## Aim of the task
Look through the material below. Copy every line with the string "title" in it.

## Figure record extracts
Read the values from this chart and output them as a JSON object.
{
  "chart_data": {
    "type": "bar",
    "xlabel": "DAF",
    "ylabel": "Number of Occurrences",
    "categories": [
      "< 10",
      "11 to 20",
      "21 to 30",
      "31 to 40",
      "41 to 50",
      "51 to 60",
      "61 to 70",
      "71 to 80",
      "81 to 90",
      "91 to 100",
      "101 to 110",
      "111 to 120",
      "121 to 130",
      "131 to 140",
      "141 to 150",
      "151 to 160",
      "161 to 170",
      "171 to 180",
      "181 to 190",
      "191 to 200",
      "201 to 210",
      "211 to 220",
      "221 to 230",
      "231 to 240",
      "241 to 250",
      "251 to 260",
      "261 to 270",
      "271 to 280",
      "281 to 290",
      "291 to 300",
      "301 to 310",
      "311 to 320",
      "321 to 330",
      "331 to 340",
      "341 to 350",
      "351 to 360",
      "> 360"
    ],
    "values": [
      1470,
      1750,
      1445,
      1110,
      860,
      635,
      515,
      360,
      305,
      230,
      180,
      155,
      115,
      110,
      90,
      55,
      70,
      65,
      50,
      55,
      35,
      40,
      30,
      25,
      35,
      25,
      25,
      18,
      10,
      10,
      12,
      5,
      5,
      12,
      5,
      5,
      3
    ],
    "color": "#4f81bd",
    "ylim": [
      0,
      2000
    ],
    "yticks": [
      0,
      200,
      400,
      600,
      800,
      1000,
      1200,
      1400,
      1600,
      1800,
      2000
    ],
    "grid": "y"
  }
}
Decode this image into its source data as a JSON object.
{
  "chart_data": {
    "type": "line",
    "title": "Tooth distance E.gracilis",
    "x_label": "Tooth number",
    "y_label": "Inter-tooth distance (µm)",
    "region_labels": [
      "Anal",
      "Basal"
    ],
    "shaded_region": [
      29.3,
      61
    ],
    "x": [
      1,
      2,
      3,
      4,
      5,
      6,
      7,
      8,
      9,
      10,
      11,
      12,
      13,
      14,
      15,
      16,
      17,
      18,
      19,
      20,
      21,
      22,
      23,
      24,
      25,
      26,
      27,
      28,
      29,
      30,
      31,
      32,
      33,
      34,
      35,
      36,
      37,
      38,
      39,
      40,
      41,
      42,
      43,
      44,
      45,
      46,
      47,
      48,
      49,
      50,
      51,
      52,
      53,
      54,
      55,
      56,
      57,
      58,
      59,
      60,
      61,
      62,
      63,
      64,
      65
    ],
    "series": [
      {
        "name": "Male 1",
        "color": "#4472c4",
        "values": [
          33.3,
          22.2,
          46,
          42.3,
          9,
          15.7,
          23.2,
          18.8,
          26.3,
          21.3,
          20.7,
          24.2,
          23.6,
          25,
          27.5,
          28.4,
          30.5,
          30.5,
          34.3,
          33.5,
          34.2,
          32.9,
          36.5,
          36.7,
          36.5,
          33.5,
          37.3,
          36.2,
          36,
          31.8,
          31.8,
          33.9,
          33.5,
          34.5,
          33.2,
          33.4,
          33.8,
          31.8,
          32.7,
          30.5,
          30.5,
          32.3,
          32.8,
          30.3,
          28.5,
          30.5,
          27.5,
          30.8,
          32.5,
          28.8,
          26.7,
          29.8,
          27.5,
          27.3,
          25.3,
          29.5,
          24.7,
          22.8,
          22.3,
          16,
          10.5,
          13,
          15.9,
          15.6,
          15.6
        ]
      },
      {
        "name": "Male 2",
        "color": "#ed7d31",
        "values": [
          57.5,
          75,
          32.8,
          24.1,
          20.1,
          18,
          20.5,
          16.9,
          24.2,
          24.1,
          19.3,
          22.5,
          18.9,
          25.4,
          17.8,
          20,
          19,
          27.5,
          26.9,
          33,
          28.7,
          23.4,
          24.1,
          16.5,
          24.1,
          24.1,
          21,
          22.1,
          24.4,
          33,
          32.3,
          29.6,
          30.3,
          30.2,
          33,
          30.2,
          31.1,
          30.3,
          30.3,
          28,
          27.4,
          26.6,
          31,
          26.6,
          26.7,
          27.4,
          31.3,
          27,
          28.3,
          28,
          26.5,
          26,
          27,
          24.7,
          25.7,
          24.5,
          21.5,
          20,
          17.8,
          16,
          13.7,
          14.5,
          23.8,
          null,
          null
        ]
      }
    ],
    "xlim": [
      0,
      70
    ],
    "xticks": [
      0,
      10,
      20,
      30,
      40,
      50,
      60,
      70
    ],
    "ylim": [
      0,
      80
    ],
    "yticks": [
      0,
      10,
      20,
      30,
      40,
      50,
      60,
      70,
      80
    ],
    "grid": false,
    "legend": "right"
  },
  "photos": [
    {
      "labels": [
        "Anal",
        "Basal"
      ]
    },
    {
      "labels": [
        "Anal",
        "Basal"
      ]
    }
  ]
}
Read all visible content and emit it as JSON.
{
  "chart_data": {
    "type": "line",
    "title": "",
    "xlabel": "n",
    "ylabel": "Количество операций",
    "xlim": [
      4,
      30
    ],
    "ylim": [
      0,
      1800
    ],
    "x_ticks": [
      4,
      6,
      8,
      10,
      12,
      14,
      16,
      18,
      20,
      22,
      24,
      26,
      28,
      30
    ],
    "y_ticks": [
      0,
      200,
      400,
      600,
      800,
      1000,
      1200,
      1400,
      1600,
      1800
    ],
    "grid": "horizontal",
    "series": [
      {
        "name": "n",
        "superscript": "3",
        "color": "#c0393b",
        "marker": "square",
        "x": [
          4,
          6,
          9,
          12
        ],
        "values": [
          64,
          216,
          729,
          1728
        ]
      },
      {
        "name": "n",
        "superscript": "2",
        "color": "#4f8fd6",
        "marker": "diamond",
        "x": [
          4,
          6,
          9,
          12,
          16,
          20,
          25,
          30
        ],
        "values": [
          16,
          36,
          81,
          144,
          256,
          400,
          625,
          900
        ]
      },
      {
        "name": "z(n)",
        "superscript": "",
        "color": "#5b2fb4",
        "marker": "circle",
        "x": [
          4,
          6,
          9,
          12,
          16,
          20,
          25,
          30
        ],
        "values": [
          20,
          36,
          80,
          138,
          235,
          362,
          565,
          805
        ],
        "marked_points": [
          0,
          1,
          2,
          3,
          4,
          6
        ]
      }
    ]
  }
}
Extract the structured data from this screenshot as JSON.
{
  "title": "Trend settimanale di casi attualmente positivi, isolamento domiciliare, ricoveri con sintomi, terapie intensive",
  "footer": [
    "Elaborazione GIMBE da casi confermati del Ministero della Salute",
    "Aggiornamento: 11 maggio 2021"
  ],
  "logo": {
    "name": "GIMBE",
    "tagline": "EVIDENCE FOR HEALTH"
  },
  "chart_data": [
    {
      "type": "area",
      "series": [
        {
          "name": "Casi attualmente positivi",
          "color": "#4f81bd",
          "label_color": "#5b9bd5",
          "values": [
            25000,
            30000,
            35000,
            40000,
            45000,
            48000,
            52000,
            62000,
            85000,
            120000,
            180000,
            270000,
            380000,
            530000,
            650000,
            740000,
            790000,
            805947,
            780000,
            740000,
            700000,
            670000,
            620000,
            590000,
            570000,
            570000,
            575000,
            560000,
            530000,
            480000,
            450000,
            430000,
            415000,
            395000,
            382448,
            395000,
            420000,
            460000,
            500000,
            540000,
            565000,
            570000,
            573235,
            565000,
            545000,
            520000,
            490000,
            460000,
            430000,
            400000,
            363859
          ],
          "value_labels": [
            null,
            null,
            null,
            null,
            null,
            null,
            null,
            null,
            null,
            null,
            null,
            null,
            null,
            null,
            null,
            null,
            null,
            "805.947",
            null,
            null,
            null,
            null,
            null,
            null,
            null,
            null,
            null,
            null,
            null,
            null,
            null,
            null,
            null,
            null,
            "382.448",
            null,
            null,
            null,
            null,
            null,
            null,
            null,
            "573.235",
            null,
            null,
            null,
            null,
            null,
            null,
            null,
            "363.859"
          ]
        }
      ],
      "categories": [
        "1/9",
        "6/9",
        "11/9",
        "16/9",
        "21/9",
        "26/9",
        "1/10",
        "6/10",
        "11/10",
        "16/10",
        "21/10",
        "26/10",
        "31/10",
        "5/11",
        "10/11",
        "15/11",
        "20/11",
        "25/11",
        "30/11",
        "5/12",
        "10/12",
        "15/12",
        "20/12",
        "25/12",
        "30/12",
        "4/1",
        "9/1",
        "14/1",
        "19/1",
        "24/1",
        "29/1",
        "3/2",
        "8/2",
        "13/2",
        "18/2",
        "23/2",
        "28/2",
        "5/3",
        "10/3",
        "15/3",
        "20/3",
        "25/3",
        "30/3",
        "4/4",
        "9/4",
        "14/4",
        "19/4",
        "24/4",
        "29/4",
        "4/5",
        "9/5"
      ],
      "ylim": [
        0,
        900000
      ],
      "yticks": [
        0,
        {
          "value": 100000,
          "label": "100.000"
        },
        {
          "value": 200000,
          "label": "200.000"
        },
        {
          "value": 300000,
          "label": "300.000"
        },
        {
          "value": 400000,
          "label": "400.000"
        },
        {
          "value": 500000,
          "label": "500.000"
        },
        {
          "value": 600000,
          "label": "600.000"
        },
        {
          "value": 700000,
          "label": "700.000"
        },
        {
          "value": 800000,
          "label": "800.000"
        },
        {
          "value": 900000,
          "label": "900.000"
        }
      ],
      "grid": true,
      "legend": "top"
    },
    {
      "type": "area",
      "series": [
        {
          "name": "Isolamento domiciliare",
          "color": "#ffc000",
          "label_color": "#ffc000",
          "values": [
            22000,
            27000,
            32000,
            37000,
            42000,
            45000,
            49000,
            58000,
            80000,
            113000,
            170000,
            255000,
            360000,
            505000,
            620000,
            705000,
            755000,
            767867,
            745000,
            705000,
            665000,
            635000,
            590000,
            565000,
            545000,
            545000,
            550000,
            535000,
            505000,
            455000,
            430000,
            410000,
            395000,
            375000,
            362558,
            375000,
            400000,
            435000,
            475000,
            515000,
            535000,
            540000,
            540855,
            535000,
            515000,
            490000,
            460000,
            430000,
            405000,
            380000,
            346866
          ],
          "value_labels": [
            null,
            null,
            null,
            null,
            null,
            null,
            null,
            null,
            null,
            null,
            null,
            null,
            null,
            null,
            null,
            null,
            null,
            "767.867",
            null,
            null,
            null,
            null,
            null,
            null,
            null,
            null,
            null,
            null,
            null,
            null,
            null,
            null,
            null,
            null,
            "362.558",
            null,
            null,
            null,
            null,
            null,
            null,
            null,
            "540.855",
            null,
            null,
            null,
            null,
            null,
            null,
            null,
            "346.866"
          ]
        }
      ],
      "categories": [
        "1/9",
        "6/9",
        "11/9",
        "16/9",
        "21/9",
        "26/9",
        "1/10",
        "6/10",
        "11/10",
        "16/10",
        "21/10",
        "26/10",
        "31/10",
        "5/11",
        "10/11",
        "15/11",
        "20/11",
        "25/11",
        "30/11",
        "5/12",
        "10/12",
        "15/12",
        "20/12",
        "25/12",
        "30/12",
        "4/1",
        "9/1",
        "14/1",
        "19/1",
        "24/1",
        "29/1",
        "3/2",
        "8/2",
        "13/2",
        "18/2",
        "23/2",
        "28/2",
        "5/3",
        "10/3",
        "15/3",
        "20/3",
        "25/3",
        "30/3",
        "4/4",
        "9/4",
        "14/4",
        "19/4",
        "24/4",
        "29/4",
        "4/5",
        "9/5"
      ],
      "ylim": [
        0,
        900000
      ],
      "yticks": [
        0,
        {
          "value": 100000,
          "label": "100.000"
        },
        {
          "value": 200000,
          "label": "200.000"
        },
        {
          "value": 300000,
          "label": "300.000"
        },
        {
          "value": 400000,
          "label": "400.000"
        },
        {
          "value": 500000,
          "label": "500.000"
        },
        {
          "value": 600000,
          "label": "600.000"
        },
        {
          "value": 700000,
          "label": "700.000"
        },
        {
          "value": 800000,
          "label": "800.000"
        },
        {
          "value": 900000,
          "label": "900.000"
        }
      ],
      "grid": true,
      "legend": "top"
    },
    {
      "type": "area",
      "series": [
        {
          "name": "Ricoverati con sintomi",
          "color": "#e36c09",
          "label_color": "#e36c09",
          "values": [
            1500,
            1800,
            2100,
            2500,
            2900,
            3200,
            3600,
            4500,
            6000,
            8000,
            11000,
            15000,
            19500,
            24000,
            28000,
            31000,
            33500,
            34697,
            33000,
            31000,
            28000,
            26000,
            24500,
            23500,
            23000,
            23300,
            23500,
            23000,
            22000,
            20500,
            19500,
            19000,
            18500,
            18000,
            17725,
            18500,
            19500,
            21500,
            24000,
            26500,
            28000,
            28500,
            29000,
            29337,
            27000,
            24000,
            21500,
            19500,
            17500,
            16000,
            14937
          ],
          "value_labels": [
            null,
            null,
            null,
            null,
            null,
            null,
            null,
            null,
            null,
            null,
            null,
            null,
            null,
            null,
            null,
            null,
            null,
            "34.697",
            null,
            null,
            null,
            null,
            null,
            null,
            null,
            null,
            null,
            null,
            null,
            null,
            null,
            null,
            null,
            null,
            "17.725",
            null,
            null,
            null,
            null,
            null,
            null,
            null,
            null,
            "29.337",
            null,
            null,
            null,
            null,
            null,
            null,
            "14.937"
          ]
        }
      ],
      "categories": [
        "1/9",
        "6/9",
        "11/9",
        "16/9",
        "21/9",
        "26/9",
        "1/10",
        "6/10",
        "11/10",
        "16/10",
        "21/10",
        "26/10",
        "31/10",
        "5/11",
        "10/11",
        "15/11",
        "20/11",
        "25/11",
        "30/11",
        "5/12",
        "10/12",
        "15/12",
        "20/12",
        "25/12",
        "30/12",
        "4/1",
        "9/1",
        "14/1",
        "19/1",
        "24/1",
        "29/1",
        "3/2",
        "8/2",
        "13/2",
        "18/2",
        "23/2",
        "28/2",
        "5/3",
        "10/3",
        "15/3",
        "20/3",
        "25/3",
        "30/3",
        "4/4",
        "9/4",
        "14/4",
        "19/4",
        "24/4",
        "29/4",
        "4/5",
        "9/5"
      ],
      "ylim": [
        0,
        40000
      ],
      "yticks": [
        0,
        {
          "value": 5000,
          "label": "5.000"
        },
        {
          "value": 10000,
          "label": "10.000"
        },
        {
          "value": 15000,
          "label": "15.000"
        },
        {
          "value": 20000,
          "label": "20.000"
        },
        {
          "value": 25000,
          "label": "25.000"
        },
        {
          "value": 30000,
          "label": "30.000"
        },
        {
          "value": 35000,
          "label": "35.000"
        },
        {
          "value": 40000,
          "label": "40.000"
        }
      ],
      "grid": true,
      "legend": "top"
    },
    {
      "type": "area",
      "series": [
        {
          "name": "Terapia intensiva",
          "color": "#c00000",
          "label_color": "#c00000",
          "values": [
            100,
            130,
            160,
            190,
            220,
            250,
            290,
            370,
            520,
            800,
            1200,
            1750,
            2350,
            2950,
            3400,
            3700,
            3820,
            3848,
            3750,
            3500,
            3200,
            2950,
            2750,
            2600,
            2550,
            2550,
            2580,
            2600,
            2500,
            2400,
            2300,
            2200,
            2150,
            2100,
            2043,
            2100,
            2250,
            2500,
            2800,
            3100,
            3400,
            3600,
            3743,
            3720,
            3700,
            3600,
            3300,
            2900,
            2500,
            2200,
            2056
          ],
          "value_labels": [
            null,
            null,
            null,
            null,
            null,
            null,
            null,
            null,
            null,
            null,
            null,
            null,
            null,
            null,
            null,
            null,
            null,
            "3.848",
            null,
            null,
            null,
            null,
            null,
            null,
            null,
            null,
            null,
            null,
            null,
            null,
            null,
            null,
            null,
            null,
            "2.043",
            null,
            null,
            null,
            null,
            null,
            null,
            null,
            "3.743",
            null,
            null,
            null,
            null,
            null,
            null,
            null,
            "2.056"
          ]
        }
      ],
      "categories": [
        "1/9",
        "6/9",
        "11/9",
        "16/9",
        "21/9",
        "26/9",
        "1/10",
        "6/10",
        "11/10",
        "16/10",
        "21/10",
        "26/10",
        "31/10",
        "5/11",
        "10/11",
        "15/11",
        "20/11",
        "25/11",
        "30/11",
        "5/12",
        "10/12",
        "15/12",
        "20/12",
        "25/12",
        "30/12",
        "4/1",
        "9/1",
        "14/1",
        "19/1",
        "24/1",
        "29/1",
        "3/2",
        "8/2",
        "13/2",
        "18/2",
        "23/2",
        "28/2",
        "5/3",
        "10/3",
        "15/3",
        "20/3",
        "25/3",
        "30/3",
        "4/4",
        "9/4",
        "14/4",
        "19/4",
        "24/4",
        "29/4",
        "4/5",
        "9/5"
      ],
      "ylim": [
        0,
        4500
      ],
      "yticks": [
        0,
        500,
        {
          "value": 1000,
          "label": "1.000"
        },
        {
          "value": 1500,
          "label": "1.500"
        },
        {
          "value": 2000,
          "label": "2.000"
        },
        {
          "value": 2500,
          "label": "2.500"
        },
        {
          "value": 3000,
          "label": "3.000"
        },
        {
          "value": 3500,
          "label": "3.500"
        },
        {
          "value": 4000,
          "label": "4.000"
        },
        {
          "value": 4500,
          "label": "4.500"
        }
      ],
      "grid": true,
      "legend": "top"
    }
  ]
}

## Expected output
    "title": "Tooth distance E.gracilis",
    "title": "",
  "title": "Trend settimanale di casi attualmente positivi, isolamento domiciliare, ricoveri con sintomi, terapie intensive",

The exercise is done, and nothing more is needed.